# Data entries start

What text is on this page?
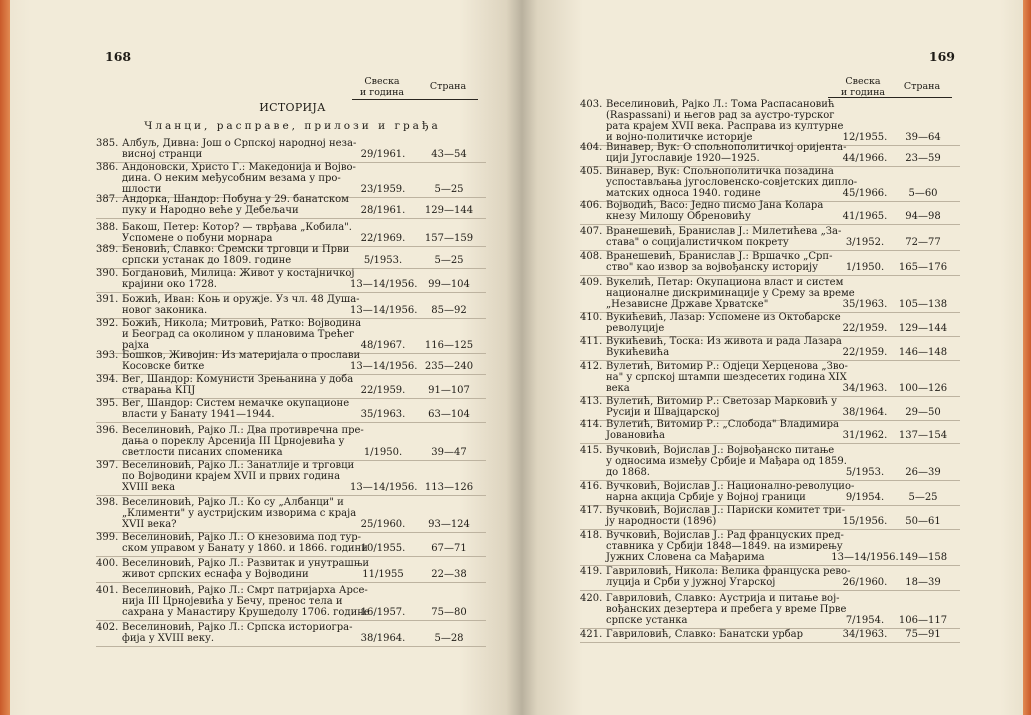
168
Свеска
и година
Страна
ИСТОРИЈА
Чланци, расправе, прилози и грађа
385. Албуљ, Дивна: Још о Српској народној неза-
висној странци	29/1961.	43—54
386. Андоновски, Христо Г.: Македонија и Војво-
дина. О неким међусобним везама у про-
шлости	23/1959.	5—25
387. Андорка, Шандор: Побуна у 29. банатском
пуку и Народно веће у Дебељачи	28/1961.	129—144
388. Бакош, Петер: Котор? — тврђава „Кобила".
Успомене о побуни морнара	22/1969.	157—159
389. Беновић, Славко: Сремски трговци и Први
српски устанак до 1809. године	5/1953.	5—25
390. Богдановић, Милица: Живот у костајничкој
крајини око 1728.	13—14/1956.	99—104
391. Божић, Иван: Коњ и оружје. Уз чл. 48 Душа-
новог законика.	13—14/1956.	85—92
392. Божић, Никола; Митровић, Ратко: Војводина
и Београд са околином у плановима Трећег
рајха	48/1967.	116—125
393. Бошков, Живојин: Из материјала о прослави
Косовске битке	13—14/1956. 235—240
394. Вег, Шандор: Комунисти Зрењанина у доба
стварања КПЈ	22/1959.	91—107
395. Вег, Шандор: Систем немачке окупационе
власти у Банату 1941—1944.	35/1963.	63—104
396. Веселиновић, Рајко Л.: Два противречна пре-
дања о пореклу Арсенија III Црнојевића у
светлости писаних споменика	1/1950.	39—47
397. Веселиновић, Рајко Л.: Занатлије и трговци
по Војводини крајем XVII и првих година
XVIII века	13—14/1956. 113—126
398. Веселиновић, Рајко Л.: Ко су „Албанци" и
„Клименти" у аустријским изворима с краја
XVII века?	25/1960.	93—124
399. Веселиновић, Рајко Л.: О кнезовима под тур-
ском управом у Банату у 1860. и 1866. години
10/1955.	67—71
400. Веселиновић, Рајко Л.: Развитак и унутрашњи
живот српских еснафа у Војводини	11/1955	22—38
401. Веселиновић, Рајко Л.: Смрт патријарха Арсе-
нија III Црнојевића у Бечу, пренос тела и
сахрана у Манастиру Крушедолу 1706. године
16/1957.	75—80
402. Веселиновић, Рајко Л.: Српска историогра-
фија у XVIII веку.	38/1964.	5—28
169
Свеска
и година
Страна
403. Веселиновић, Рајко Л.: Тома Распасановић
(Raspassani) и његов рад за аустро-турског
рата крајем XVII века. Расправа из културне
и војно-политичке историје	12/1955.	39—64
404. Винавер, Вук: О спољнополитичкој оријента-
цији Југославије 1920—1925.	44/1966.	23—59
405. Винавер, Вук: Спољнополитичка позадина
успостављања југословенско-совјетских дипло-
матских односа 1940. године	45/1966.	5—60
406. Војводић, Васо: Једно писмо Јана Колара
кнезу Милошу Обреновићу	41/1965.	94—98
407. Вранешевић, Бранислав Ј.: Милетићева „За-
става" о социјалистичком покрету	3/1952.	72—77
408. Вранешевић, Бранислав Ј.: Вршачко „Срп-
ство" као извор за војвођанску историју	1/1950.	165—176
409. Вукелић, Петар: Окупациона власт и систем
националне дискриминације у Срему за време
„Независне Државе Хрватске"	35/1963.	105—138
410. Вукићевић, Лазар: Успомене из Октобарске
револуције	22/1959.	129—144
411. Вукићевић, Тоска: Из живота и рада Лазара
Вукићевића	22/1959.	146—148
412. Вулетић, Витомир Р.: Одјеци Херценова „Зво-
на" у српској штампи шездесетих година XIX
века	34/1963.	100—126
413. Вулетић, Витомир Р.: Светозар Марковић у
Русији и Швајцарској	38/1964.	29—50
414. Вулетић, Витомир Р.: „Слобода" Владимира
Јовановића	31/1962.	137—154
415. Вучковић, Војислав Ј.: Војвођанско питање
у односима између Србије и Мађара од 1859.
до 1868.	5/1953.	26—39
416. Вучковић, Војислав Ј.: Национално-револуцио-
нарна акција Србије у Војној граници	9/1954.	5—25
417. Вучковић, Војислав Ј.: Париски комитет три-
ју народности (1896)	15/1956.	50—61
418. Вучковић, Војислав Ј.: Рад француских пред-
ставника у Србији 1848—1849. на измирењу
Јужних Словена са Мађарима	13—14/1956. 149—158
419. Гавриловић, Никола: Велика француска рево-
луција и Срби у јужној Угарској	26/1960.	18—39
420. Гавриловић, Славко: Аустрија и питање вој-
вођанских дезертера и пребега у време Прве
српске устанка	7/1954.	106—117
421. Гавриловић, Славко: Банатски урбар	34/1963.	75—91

# Data entries end

Task prompt » Quote everything in the listing above exactly; pictures are the only thing to omit.

Output below »
What text is on this page?
168
Свеска
и година
Страна
ИСТОРИЈА
Чланци, расправе, прилози и грађа
385. Албуљ, Дивна: Још о Српској народној неза-
висној странци	29/1961.	43—54
386. Андоновски, Христо Г.: Македонија и Војво-
дина. О неким међусобним везама у про-
шлости	23/1959.	5—25
387. Андорка, Шандор: Побуна у 29. банатском
пуку и Народно веће у Дебељачи	28/1961.	129—144
388. Бакош, Петер: Котор? — тврђава „Кобила".
Успомене о побуни морнара	22/1969.	157—159
389. Беновић, Славко: Сремски трговци и Први
српски устанак до 1809. године	5/1953.	5—25
390. Богдановић, Милица: Живот у костајничкој
крајини око 1728.	13—14/1956.	99—104
391. Божић, Иван: Коњ и оружје. Уз чл. 48 Душа-
новог законика.	13—14/1956.	85—92
392. Божић, Никола; Митровић, Ратко: Војводина
и Београд са околином у плановима Трећег
рајха	48/1967.	116—125
393. Бошков, Живојин: Из материјала о прослави
Косовске битке	13—14/1956. 235—240
394. Вег, Шандор: Комунисти Зрењанина у доба
стварања КПЈ	22/1959.	91—107
395. Вег, Шандор: Систем немачке окупационе
власти у Банату 1941—1944.	35/1963.	63—104
396. Веселиновић, Рајко Л.: Два противречна пре-
дања о пореклу Арсенија III Црнојевића у
светлости писаних споменика	1/1950.	39—47
397. Веселиновић, Рајко Л.: Занатлије и трговци
по Војводини крајем XVII и првих година
XVIII века	13—14/1956. 113—126
398. Веселиновић, Рајко Л.: Ко су „Албанци" и
„Клименти" у аустријским изворима с краја
XVII века?	25/1960.	93—124
399. Веселиновић, Рајко Л.: О кнезовима под тур-
ском управом у Банату у 1860. и 1866. години
10/1955.	67—71
400. Веселиновић, Рајко Л.: Развитак и унутрашњи
живот српских еснафа у Војводини	11/1955	22—38
401. Веселиновић, Рајко Л.: Смрт патријарха Арсе-
нија III Црнојевића у Бечу, пренос тела и
сахрана у Манастиру Крушедолу 1706. године
16/1957.	75—80
402. Веселиновић, Рајко Л.: Српска историогра-
фија у XVIII веку.	38/1964.	5—28
169
Свеска
и година
Страна
403. Веселиновић, Рајко Л.: Тома Распасановић
(Raspassani) и његов рад за аустро-турског
рата крајем XVII века. Расправа из културне
и војно-политичке историје	12/1955.	39—64
404. Винавер, Вук: О спољнополитичкој оријента-
цији Југославије 1920—1925.	44/1966.	23—59
405. Винавер, Вук: Спољнополитичка позадина
успостављања југословенско-совјетских дипло-
матских односа 1940. године	45/1966.	5—60
406. Војводић, Васо: Једно писмо Јана Колара
кнезу Милошу Обреновићу	41/1965.	94—98
407. Вранешевић, Бранислав Ј.: Милетићева „За-
става" о социјалистичком покрету	3/1952.	72—77
408. Вранешевић, Бранислав Ј.: Вршачко „Срп-
ство" као извор за војвођанску историју	1/1950.	165—176
409. Вукелић, Петар: Окупациона власт и систем
националне дискриминације у Срему за време
„Независне Државе Хрватске"	35/1963.	105—138
410. Вукићевић, Лазар: Успомене из Октобарске
револуције	22/1959.	129—144
411. Вукићевић, Тоска: Из живота и рада Лазара
Вукићевића	22/1959.	146—148
412. Вулетић, Витомир Р.: Одјеци Херценова „Зво-
на" у српској штампи шездесетих година XIX
века	34/1963.	100—126
413. Вулетић, Витомир Р.: Светозар Марковић у
Русији и Швајцарској	38/1964.	29—50
414. Вулетић, Витомир Р.: „Слобода" Владимира
Јовановића	31/1962.	137—154
415. Вучковић, Војислав Ј.: Војвођанско питање
у односима између Србије и Мађара од 1859.
до 1868.	5/1953.	26—39
416. Вучковић, Војислав Ј.: Национално-револуцио-
нарна акција Србије у Војној граници	9/1954.	5—25
417. Вучковић, Војислав Ј.: Париски комитет три-
ју народности (1896)	15/1956.	50—61
418. Вучковић, Војислав Ј.: Рад француских пред-
ставника у Србији 1848—1849. на измирењу
Јужних Словена са Мађарима	13—14/1956. 149—158
419. Гавриловић, Никола: Велика француска рево-
луција и Срби у јужној Угарској	26/1960.	18—39
420. Гавриловић, Славко: Аустрија и питање вој-
вођанских дезертера и пребега у време Прве
српске устанка	7/1954.	106—117
421. Гавриловић, Славко: Банатски урбар	34/1963.	75—91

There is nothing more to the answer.